An exact copy of every record is needed.

Stored items from a collection
● ● ● ●

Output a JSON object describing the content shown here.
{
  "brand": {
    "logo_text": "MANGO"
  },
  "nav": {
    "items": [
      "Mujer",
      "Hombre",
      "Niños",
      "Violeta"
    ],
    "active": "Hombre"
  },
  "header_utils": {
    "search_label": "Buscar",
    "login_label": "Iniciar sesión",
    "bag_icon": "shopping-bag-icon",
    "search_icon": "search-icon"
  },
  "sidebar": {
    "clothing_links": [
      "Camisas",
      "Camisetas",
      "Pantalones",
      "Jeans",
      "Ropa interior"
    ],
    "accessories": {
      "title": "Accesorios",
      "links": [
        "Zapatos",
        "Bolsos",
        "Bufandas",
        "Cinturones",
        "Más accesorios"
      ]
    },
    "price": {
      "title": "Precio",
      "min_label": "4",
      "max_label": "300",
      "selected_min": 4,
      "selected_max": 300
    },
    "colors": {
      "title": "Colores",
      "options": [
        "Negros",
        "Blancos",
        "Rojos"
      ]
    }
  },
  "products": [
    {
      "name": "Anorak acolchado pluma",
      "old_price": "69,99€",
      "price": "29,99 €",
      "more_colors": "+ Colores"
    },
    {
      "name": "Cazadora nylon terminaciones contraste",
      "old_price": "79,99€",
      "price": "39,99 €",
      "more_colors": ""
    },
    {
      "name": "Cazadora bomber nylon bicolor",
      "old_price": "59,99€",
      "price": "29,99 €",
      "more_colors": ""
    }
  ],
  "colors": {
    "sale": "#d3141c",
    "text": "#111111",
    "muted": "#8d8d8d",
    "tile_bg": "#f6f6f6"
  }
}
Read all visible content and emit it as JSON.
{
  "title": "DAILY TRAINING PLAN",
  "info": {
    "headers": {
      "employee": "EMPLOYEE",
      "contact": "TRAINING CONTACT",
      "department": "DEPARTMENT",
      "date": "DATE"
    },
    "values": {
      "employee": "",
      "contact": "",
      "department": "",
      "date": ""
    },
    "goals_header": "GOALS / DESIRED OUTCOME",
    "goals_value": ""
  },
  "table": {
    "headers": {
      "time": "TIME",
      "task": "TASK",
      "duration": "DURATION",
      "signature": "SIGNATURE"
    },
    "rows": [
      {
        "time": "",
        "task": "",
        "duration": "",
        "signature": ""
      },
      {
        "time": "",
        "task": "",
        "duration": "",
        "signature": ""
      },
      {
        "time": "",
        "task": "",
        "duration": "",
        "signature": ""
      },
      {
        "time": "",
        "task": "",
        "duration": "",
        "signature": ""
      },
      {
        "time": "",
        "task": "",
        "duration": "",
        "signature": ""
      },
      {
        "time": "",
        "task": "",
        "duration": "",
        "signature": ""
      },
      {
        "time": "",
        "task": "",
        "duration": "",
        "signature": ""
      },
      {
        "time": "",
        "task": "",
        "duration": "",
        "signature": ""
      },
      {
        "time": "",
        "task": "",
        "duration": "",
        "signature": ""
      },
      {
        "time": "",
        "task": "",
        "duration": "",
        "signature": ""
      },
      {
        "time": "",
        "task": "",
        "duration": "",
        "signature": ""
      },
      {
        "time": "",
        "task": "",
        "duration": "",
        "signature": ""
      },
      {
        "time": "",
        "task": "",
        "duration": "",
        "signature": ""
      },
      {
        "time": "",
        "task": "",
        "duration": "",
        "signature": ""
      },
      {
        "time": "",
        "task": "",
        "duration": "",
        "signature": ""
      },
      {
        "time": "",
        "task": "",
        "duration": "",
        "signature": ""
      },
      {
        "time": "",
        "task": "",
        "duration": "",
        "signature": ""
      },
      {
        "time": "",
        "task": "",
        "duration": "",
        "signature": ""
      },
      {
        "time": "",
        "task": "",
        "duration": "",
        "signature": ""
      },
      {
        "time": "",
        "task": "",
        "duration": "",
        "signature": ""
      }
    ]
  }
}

● ● ● ●

### RESULT FOR THIS EXERCISE:
Output a JSON object describing the content shown here.
{
  "brand": {
    "logo_text": "MANGO"
  },
  "nav": {
    "items": [
      "Mujer",
      "Hombre",
      "Niños",
      "Violeta"
    ],
    "active": "Hombre"
  },
  "header_utils": {
    "search_label": "Buscar",
    "login_label": "Iniciar sesión",
    "bag_icon": "shopping-bag-icon",
    "search_icon": "search-icon"
  },
  "sidebar": {
    "clothing_links": [
      "Camisas",
      "Camisetas",
      "Pantalones",
      "Jeans",
      "Ropa interior"
    ],
    "accessories": {
      "title": "Accesorios",
      "links": [
        "Zapatos",
        "Bolsos",
        "Bufandas",
        "Cinturones",
        "Más accesorios"
      ]
    },
    "price": {
      "title": "Precio",
      "min_label": "4",
      "max_label": "300",
      "selected_min": 4,
      "selected_max": 300
    },
    "colors": {
      "title": "Colores",
      "options": [
        "Negros",
        "Blancos",
        "Rojos"
      ]
    }
  },
  "products": [
    {
      "name": "Anorak acolchado pluma",
      "old_price": "69,99€",
      "price": "29,99 €",
      "more_colors": "+ Colores"
    },
    {
      "name": "Cazadora nylon terminaciones contraste",
      "old_price": "79,99€",
      "price": "39,99 €",
      "more_colors": ""
    },
    {
      "name": "Cazadora bomber nylon bicolor",
      "old_price": "59,99€",
      "price": "29,99 €",
      "more_colors": ""
    }
  ],
  "colors": {
    "sale": "#d3141c",
    "text": "#111111",
    "muted": "#8d8d8d",
    "tile_bg": "#f6f6f6"
  }
}
Read all visible content and emit it as JSON.
{
  "title": "DAILY TRAINING PLAN",
  "info": {
    "headers": {
      "employee": "EMPLOYEE",
      "contact": "TRAINING CONTACT",
      "department": "DEPARTMENT",
      "date": "DATE"
    },
    "values": {
      "employee": "",
      "contact": "",
      "department": "",
      "date": ""
    },
    "goals_header": "GOALS / DESIRED OUTCOME",
    "goals_value": ""
  },
  "table": {
    "headers": {
      "time": "TIME",
      "task": "TASK",
      "duration": "DURATION",
      "signature": "SIGNATURE"
    },
    "rows": [
      {
        "time": "",
        "task": "",
        "duration": "",
        "signature": ""
      },
      {
        "time": "",
        "task": "",
        "duration": "",
        "signature": ""
      },
      {
        "time": "",
        "task": "",
        "duration": "",
        "signature": ""
      },
      {
        "time": "",
        "task": "",
        "duration": "",
        "signature": ""
      },
      {
        "time": "",
        "task": "",
        "duration": "",
        "signature": ""
      },
      {
        "time": "",
        "task": "",
        "duration": "",
        "signature": ""
      },
      {
        "time": "",
        "task": "",
        "duration": "",
        "signature": ""
      },
      {
        "time": "",
        "task": "",
        "duration": "",
        "signature": ""
      },
      {
        "time": "",
        "task": "",
        "duration": "",
        "signature": ""
      },
      {
        "time": "",
        "task": "",
        "duration": "",
        "signature": ""
      },
      {
        "time": "",
        "task": "",
        "duration": "",
        "signature": ""
      },
      {
        "time": "",
        "task": "",
        "duration": "",
        "signature": ""
      },
      {
        "time": "",
        "task": "",
        "duration": "",
        "signature": ""
      },
      {
        "time": "",
        "task": "",
        "duration": "",
        "signature": ""
      },
      {
        "time": "",
        "task": "",
        "duration": "",
        "signature": ""
      },
      {
        "time": "",
        "task": "",
        "duration": "",
        "signature": ""
      },
      {
        "time": "",
        "task": "",
        "duration": "",
        "signature": ""
      },
      {
        "time": "",
        "task": "",
        "duration": "",
        "signature": ""
      },
      {
        "time": "",
        "task": "",
        "duration": "",
        "signature": ""
      },
      {
        "time": "",
        "task": "",
        "duration": "",
        "signature": ""
      }
    ]
  }
}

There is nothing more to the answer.